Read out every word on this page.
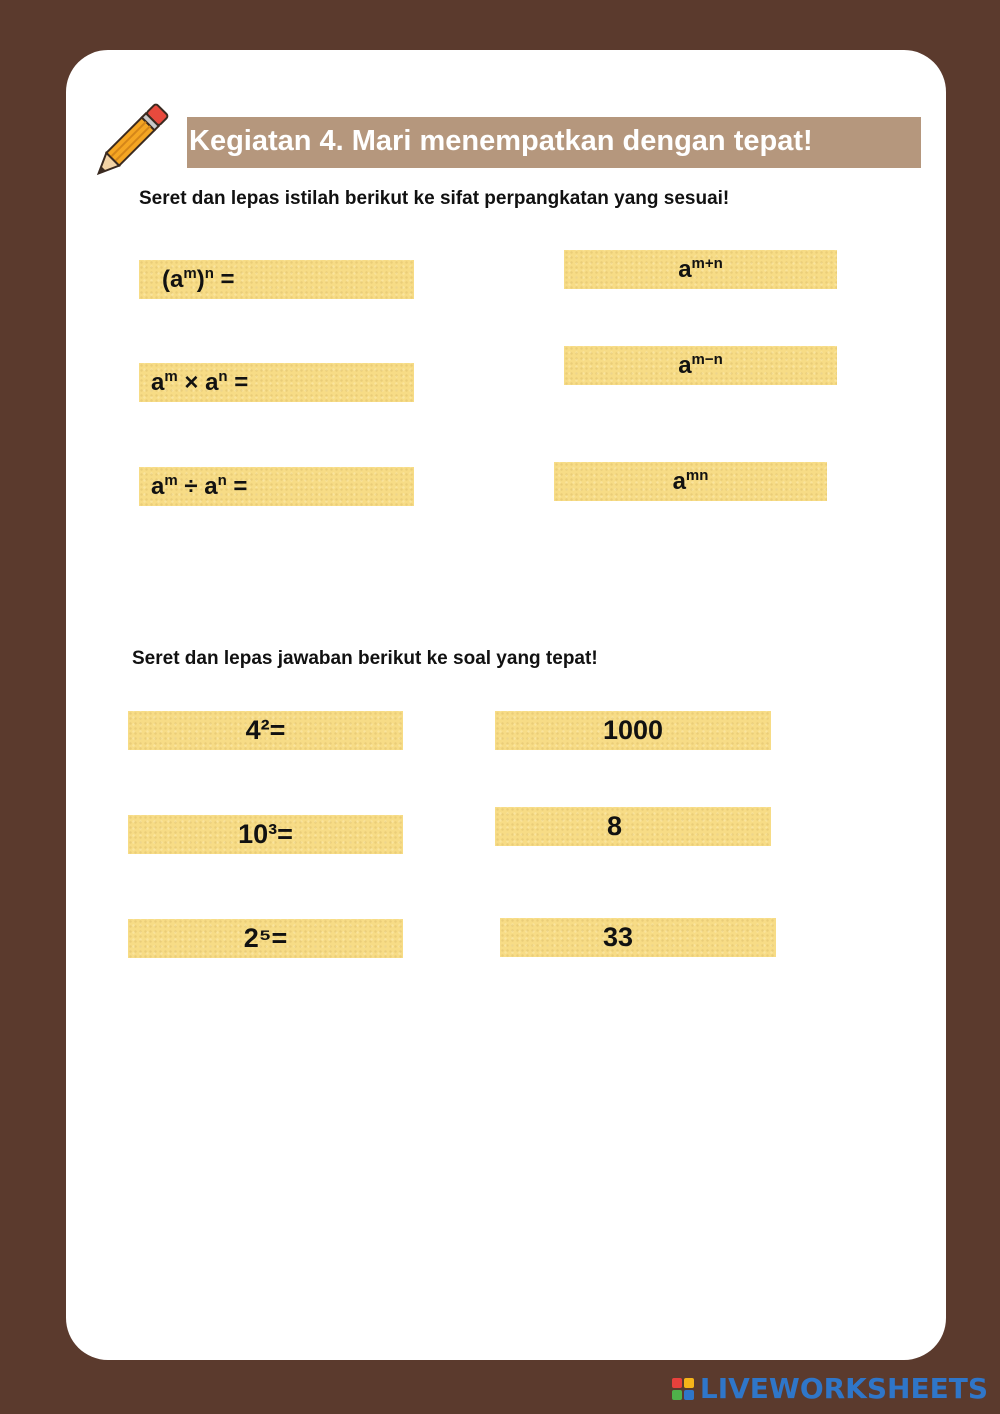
Kegiatan 4. Mari menempatkan dengan tepat!
Seret dan lepas istilah berikut ke sifat perpangkatan yang sesuai!
$(a^m)^n$ =
$a^m \times a^n$ =
$a^m \div a^n$ =
$a^{m+n}$
$a^{m-n}$
$a^{mn}$
Seret dan lepas jawaban berikut ke soal yang tepat!
4²=
10³=
2⁵=
1000
8
33
LIVEWORKSHEETS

## Problem details
Lines containing "Seret" are to be counted. State the total and add nothing.

## Problem solution
2